■ Your goal
Write out the material below again, unchanged.

■ Available data
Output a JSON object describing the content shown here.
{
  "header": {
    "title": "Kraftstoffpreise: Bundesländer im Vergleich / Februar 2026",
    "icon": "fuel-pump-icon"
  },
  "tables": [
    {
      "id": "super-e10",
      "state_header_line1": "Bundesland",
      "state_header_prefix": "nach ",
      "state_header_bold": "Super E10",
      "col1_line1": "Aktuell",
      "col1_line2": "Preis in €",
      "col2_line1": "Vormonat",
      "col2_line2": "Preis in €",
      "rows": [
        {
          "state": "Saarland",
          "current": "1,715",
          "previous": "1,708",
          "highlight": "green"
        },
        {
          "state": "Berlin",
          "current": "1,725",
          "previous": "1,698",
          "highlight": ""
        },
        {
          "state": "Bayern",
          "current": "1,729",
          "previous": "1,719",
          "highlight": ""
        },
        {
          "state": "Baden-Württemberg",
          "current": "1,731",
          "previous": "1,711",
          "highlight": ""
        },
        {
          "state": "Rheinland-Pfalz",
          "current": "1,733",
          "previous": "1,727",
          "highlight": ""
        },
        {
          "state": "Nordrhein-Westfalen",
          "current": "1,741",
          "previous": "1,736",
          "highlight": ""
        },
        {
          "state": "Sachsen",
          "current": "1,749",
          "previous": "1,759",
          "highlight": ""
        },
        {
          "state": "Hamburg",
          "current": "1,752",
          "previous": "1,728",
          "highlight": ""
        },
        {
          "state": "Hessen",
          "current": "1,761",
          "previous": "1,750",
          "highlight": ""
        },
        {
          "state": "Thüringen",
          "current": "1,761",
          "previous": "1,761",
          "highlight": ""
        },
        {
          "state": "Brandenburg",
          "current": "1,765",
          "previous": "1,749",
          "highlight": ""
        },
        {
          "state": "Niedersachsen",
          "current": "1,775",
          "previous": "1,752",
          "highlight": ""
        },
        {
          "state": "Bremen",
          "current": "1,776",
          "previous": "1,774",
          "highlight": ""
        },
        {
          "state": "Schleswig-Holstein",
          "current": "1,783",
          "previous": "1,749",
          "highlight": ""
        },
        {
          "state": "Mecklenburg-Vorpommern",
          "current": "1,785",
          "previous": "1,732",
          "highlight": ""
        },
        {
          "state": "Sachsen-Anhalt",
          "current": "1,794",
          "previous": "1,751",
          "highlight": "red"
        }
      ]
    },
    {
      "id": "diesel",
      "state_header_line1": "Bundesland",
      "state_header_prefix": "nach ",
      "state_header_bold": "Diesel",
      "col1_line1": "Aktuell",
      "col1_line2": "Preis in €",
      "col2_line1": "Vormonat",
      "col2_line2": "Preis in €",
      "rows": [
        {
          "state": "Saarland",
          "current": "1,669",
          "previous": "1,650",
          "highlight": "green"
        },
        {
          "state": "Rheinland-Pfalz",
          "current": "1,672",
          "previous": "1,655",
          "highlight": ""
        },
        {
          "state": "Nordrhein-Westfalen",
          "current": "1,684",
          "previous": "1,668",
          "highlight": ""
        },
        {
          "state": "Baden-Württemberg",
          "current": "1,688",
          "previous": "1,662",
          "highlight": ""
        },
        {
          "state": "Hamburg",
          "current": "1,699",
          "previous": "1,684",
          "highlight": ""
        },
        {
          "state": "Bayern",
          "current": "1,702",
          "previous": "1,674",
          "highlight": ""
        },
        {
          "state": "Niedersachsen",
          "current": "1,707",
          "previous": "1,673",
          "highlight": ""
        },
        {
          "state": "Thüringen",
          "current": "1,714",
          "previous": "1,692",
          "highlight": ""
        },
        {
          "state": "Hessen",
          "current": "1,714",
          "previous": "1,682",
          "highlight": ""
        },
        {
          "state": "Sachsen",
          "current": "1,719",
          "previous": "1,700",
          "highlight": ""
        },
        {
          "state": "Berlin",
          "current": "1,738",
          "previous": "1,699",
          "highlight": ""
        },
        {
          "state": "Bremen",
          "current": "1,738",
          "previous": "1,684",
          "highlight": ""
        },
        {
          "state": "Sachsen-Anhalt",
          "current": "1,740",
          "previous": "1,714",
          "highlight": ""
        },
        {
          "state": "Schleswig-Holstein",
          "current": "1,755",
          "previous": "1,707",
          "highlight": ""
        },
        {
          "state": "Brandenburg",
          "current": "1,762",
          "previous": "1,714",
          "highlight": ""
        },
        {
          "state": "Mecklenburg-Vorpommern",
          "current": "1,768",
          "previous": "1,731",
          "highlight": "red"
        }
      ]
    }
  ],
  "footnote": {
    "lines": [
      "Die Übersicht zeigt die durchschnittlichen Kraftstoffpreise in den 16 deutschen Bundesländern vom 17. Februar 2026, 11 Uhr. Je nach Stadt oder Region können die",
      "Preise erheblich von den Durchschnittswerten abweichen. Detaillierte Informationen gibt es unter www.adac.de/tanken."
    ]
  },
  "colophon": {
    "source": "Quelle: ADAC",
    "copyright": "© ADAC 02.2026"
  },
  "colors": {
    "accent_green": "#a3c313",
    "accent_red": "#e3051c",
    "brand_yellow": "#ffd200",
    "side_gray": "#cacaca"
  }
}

■ Result below
Output a JSON object describing the content shown here.
{
  "header": {
    "title": "Kraftstoffpreise: Bundesländer im Vergleich / Februar 2026",
    "icon": "fuel-pump-icon"
  },
  "tables": [
    {
      "id": "super-e10",
      "state_header_line1": "Bundesland",
      "state_header_prefix": "nach ",
      "state_header_bold": "Super E10",
      "col1_line1": "Aktuell",
      "col1_line2": "Preis in €",
      "col2_line1": "Vormonat",
      "col2_line2": "Preis in €",
      "rows": [
        {
          "state": "Saarland",
          "current": "1,715",
          "previous": "1,708",
          "highlight": "green"
        },
        {
          "state": "Berlin",
          "current": "1,725",
          "previous": "1,698",
          "highlight": ""
        },
        {
          "state": "Bayern",
          "current": "1,729",
          "previous": "1,719",
          "highlight": ""
        },
        {
          "state": "Baden-Württemberg",
          "current": "1,731",
          "previous": "1,711",
          "highlight": ""
        },
        {
          "state": "Rheinland-Pfalz",
          "current": "1,733",
          "previous": "1,727",
          "highlight": ""
        },
        {
          "state": "Nordrhein-Westfalen",
          "current": "1,741",
          "previous": "1,736",
          "highlight": ""
        },
        {
          "state": "Sachsen",
          "current": "1,749",
          "previous": "1,759",
          "highlight": ""
        },
        {
          "state": "Hamburg",
          "current": "1,752",
          "previous": "1,728",
          "highlight": ""
        },
        {
          "state": "Hessen",
          "current": "1,761",
          "previous": "1,750",
          "highlight": ""
        },
        {
          "state": "Thüringen",
          "current": "1,761",
          "previous": "1,761",
          "highlight": ""
        },
        {
          "state": "Brandenburg",
          "current": "1,765",
          "previous": "1,749",
          "highlight": ""
        },
        {
          "state": "Niedersachsen",
          "current": "1,775",
          "previous": "1,752",
          "highlight": ""
        },
        {
          "state": "Bremen",
          "current": "1,776",
          "previous": "1,774",
          "highlight": ""
        },
        {
          "state": "Schleswig-Holstein",
          "current": "1,783",
          "previous": "1,749",
          "highlight": ""
        },
        {
          "state": "Mecklenburg-Vorpommern",
          "current": "1,785",
          "previous": "1,732",
          "highlight": ""
        },
        {
          "state": "Sachsen-Anhalt",
          "current": "1,794",
          "previous": "1,751",
          "highlight": "red"
        }
      ]
    },
    {
      "id": "diesel",
      "state_header_line1": "Bundesland",
      "state_header_prefix": "nach ",
      "state_header_bold": "Diesel",
      "col1_line1": "Aktuell",
      "col1_line2": "Preis in €",
      "col2_line1": "Vormonat",
      "col2_line2": "Preis in €",
      "rows": [
        {
          "state": "Saarland",
          "current": "1,669",
          "previous": "1,650",
          "highlight": "green"
        },
        {
          "state": "Rheinland-Pfalz",
          "current": "1,672",
          "previous": "1,655",
          "highlight": ""
        },
        {
          "state": "Nordrhein-Westfalen",
          "current": "1,684",
          "previous": "1,668",
          "highlight": ""
        },
        {
          "state": "Baden-Württemberg",
          "current": "1,688",
          "previous": "1,662",
          "highlight": ""
        },
        {
          "state": "Hamburg",
          "current": "1,699",
          "previous": "1,684",
          "highlight": ""
        },
        {
          "state": "Bayern",
          "current": "1,702",
          "previous": "1,674",
          "highlight": ""
        },
        {
          "state": "Niedersachsen",
          "current": "1,707",
          "previous": "1,673",
          "highlight": ""
        },
        {
          "state": "Thüringen",
          "current": "1,714",
          "previous": "1,692",
          "highlight": ""
        },
        {
          "state": "Hessen",
          "current": "1,714",
          "previous": "1,682",
          "highlight": ""
        },
        {
          "state": "Sachsen",
          "current": "1,719",
          "previous": "1,700",
          "highlight": ""
        },
        {
          "state": "Berlin",
          "current": "1,738",
          "previous": "1,699",
          "highlight": ""
        },
        {
          "state": "Bremen",
          "current": "1,738",
          "previous": "1,684",
          "highlight": ""
        },
        {
          "state": "Sachsen-Anhalt",
          "current": "1,740",
          "previous": "1,714",
          "highlight": ""
        },
        {
          "state": "Schleswig-Holstein",
          "current": "1,755",
          "previous": "1,707",
          "highlight": ""
        },
        {
          "state": "Brandenburg",
          "current": "1,762",
          "previous": "1,714",
          "highlight": ""
        },
        {
          "state": "Mecklenburg-Vorpommern",
          "current": "1,768",
          "previous": "1,731",
          "highlight": "red"
        }
      ]
    }
  ],
  "footnote": {
    "lines": [
      "Die Übersicht zeigt die durchschnittlichen Kraftstoffpreise in den 16 deutschen Bundesländern vom 17. Februar 2026, 11 Uhr. Je nach Stadt oder Region können die",
      "Preise erheblich von den Durchschnittswerten abweichen. Detaillierte Informationen gibt es unter www.adac.de/tanken."
    ]
  },
  "colophon": {
    "source": "Quelle: ADAC",
    "copyright": "© ADAC 02.2026"
  },
  "colors": {
    "accent_green": "#a3c313",
    "accent_red": "#e3051c",
    "brand_yellow": "#ffd200",
    "side_gray": "#cacaca"
  }
}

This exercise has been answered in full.